GIVEN INSTRUCTION 1:
Decide whether each statement below agrees with the hurricane report. Answer yes or no for each, and quote the deciding words from the hurricane report.
(a) Nicholas made landfall as a category 2 hurricane.
(b) Flash flooding is the storm's biggest threat.
(c) A Storm Surge Watch extends from Sabine Pass to Rutherford Beach, Louisiana.

HOUSTON - Hurricane Nicholas has made landfall as a category 1 hurricane near Sargent in eastern Matagorda County, according to the National Hurricane Center.
As of 1 a.m. Tuesday, Nicholas had winds of 75 mph. It was centered about 20 miles northeast of Matagorda and was moving north-northeast at 10 mph.
Here’s what you need to know about the storm.
CURRENT WEATHER ALERTS
Most of the Texas Gulf Coast is under some type of weather alert because of Nicholas.
Here is a list of the latest weather alerts:
A Hurricane Warning is in effect from Freeport to San Luis Pass, Texas
A Hurricane Watch is in effect from Freeport to San Luis Pass, Texas.
A Tropical Storm Warning is in effect from north of Port Aransas to Port O'Connor and north of Freeport to Sabine Pass
A Storm Surge Warning is in effect from Port O'Connor, Texas to Sabine Pass and Galveston Bay and Matagorda Bay
A Storm Surge Watch from Sabine Pass to Rutherford Beach, Louisiana.
The forecast calls for Nicholas to maintain hurricane strength as it moves inland through Tuesday and weaken to a depression as it moves east of Houston by Wednesday morning.
While gusty winds will accompany Nicholas, the biggest threat from the storm, by far, is flash flooding.

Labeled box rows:

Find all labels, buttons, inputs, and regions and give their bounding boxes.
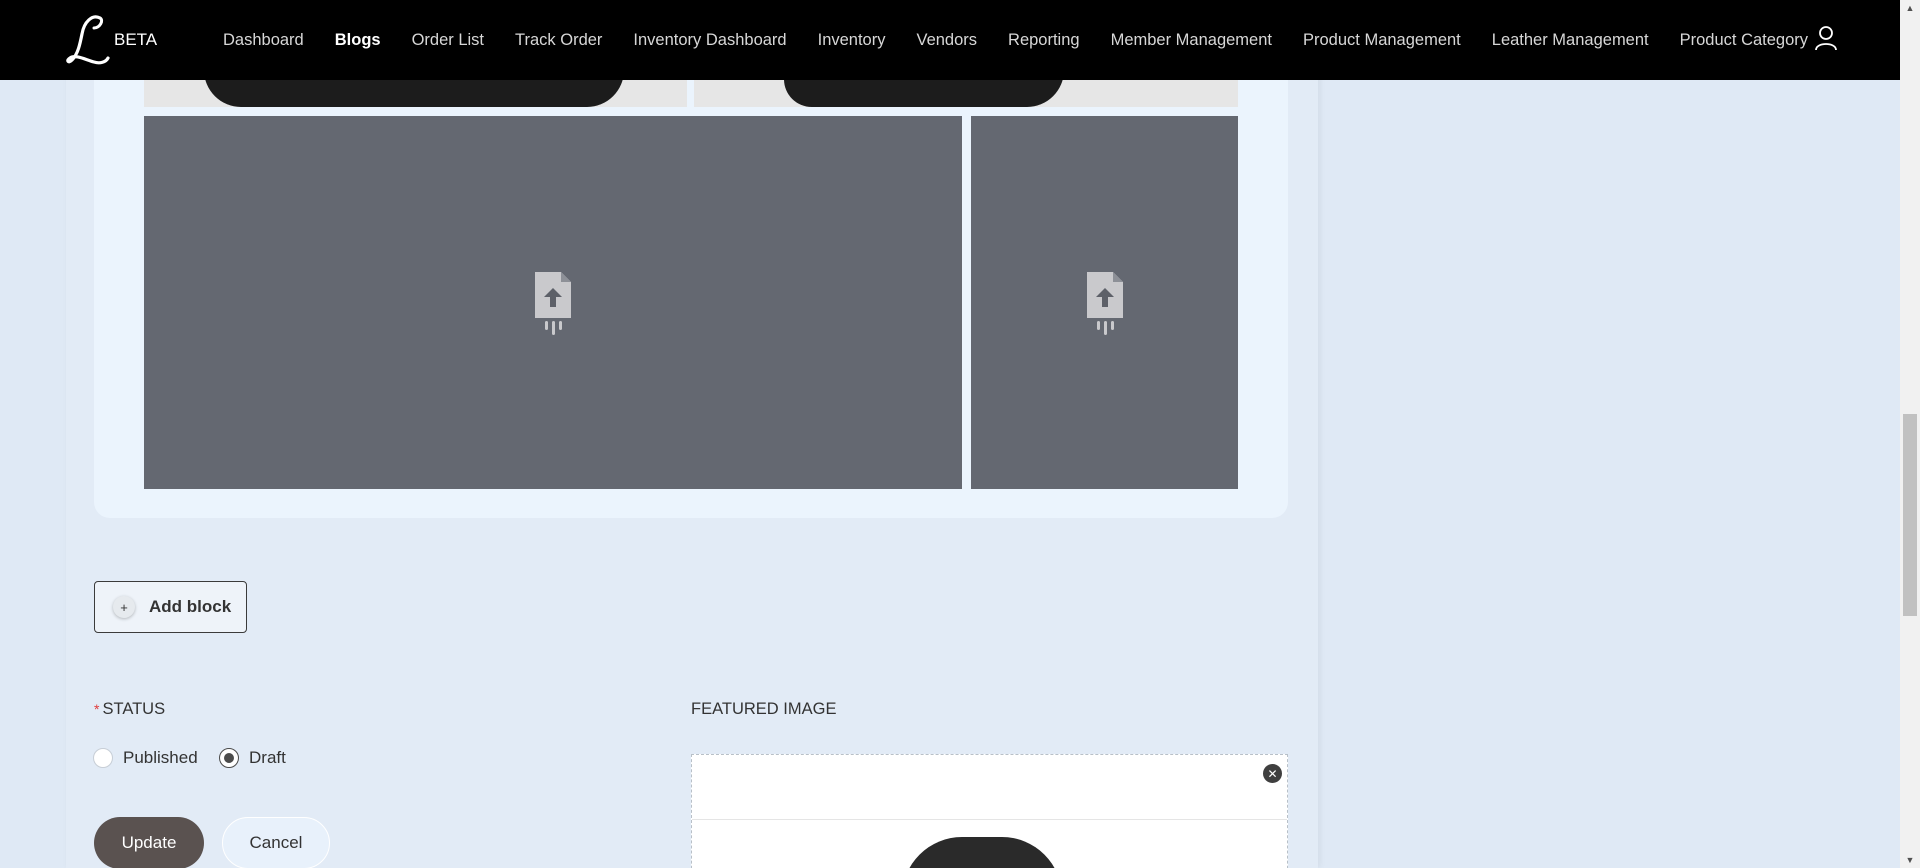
nav-blogs[interactable]: Blogs [335, 31, 381, 50]
plus-icon: + [113, 596, 135, 618]
close-icon: ✕ [1267, 766, 1278, 781]
nav-order-list[interactable]: Order List [412, 31, 484, 50]
jacket-photo-detail [784, 80, 1064, 107]
nav-inventory[interactable]: Inventory [818, 31, 886, 50]
nav-dashboard[interactable]: Dashboard [223, 31, 304, 50]
status-option-published[interactable]: Published [93, 748, 198, 768]
remove-featured-image-button[interactable]: ✕ [1263, 764, 1282, 783]
scroll-down-arrow-icon[interactable]: ▼ [1900, 852, 1920, 868]
status-label: * STATUS [94, 700, 165, 719]
scrollbar-thumb[interactable] [1903, 414, 1917, 616]
scroll-up-arrow-icon[interactable]: ▲ [1900, 0, 1920, 16]
cancel-button[interactable]: Cancel [222, 817, 330, 868]
file-upload-icon [535, 271, 571, 335]
required-mark: * [94, 701, 100, 717]
main-nav: Dashboard Blogs Order List Track Order I… [223, 0, 1839, 80]
image-placeholder-large[interactable] [144, 116, 962, 489]
status-option-draft[interactable]: Draft [219, 748, 286, 768]
divider [692, 819, 1287, 820]
nav-reporting[interactable]: Reporting [1008, 31, 1080, 50]
nav-product-category[interactable]: Product Category [1680, 31, 1808, 50]
jacket-photo-detail [204, 80, 624, 107]
add-block-button[interactable]: + Add block [94, 581, 247, 633]
add-block-label: Add block [149, 597, 232, 616]
page-scrollbar[interactable]: ▲ ▼ [1900, 0, 1920, 868]
featured-image-preview[interactable] [691, 754, 1288, 868]
nav-leather-management[interactable]: Leather Management [1492, 31, 1649, 50]
draft-radio-label: Draft [249, 748, 286, 767]
nav-member-management[interactable]: Member Management [1111, 31, 1272, 50]
top-navbar: BETA Dashboard Blogs Order List Track Or… [0, 0, 1900, 80]
user-icon[interactable] [1814, 25, 1838, 51]
nav-product-management[interactable]: Product Management [1303, 31, 1461, 50]
brand-logo[interactable] [62, 14, 114, 68]
featured-image-thumbnail [902, 837, 1062, 868]
file-upload-icon [1086, 271, 1123, 335]
update-button[interactable]: Update [94, 817, 204, 868]
published-radio-label: Published [123, 748, 198, 767]
nav-track-order[interactable]: Track Order [515, 31, 602, 50]
nav-inventory-dashboard[interactable]: Inventory Dashboard [633, 31, 786, 50]
published-radio[interactable] [93, 748, 113, 768]
nav-vendors[interactable]: Vendors [916, 31, 977, 50]
status-label-text: STATUS [102, 700, 166, 718]
brand-label: BETA [114, 30, 158, 49]
gallery-photo-right[interactable] [694, 80, 1238, 107]
image-placeholder-small[interactable] [971, 116, 1238, 489]
draft-radio[interactable] [219, 748, 239, 768]
featured-image-label: FEATURED IMAGE [691, 700, 837, 718]
gallery-photo-left[interactable] [144, 80, 687, 107]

GIVEN INSTRUCTION 2: Filter the rows above and keep every line containing the string "Track". Case counts.

EXERCISE RESULT 1:
(a) No: "Hurricane Nicholas has made landfall as a category 1 hurricane near Sargent in eastern Matagorda County"
(b) Yes: "the biggest threat from the storm, by far, is flash flooding."
(c) Yes: "A Storm Surge Watch from Sabine Pass to Rutherford Beach, Louisiana."

EXERCISE RESULT 2:
main-nav: Dashboard Blogs Order List Track Order I… [223, 0, 1839, 80]
top-navbar: BETA Dashboard Blogs Order List Track Or… [0, 0, 1900, 80]
nav-track-order[interactable]: Track Order [515, 31, 602, 50]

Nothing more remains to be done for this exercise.